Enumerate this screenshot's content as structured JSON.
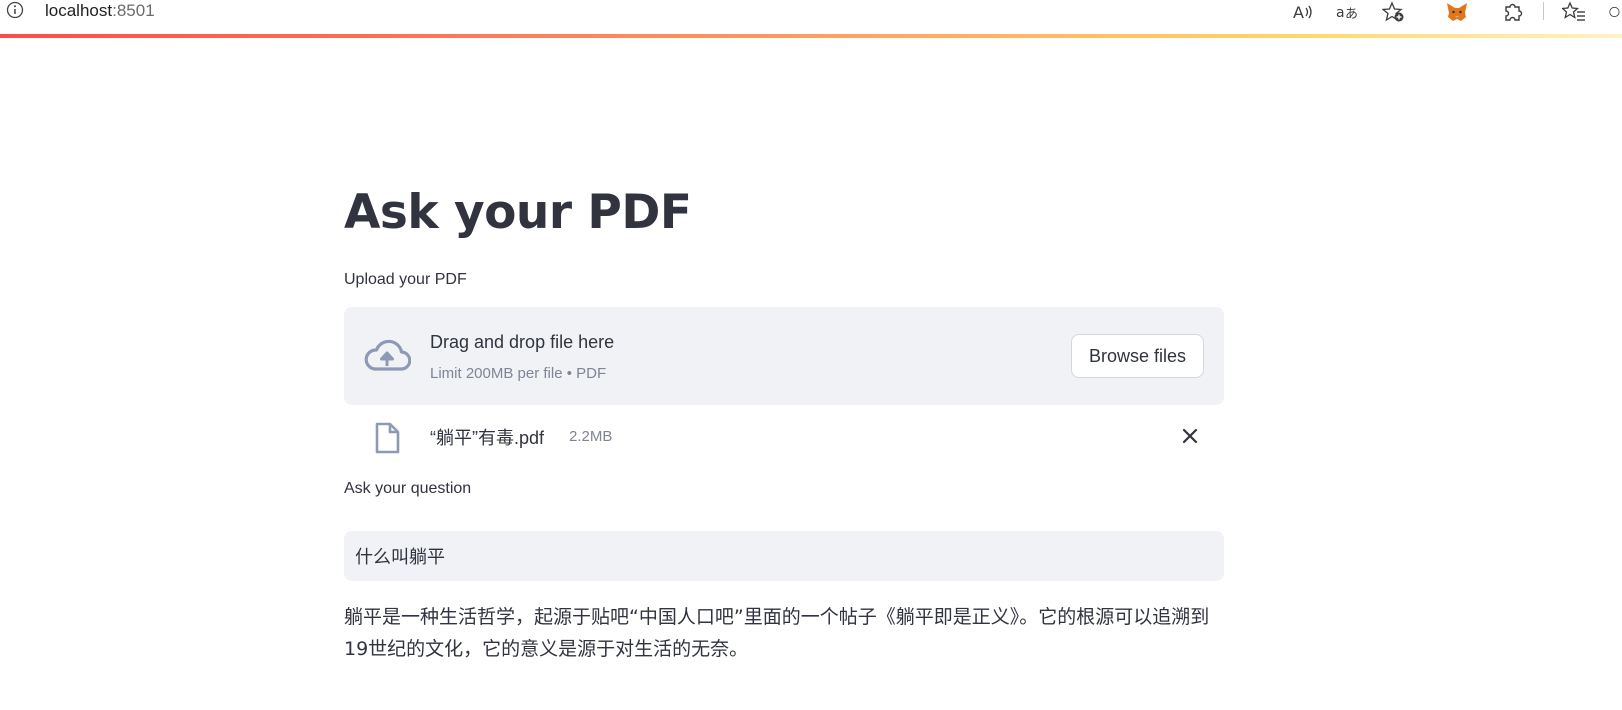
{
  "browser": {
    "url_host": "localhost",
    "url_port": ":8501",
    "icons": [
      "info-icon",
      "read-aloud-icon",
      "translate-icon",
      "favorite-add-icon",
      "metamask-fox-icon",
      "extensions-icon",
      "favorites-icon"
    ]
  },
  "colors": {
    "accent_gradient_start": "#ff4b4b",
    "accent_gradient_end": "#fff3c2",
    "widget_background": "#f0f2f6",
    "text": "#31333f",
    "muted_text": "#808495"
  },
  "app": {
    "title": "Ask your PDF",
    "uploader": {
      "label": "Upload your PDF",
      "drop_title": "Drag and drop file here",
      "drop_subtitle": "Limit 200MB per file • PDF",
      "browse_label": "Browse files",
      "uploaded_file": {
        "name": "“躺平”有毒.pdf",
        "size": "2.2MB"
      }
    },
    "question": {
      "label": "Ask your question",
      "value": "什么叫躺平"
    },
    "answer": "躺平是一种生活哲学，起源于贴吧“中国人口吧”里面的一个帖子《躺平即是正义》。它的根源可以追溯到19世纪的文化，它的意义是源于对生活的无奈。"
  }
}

== == ==

*WHAT TO PRODUCE:* Omit the pictures, and quote the material above exactly as given.

*FINISHED TASK:*
Enumerate this screenshot's content as structured JSON.
{
  "browser": {
    "url_host": "localhost",
    "url_port": ":8501",
    "icons": [
      "info-icon",
      "read-aloud-icon",
      "translate-icon",
      "favorite-add-icon",
      "metamask-fox-icon",
      "extensions-icon",
      "favorites-icon"
    ]
  },
  "colors": {
    "accent_gradient_start": "#ff4b4b",
    "accent_gradient_end": "#fff3c2",
    "widget_background": "#f0f2f6",
    "text": "#31333f",
    "muted_text": "#808495"
  },
  "app": {
    "title": "Ask your PDF",
    "uploader": {
      "label": "Upload your PDF",
      "drop_title": "Drag and drop file here",
      "drop_subtitle": "Limit 200MB per file • PDF",
      "browse_label": "Browse files",
      "uploaded_file": {
        "name": "“躺平”有毒.pdf",
        "size": "2.2MB"
      }
    },
    "question": {
      "label": "Ask your question",
      "value": "什么叫躺平"
    },
    "answer": "躺平是一种生活哲学，起源于贴吧“中国人口吧”里面的一个帖子《躺平即是正义》。它的根源可以追溯到19世纪的文化，它的意义是源于对生活的无奈。"
  }
}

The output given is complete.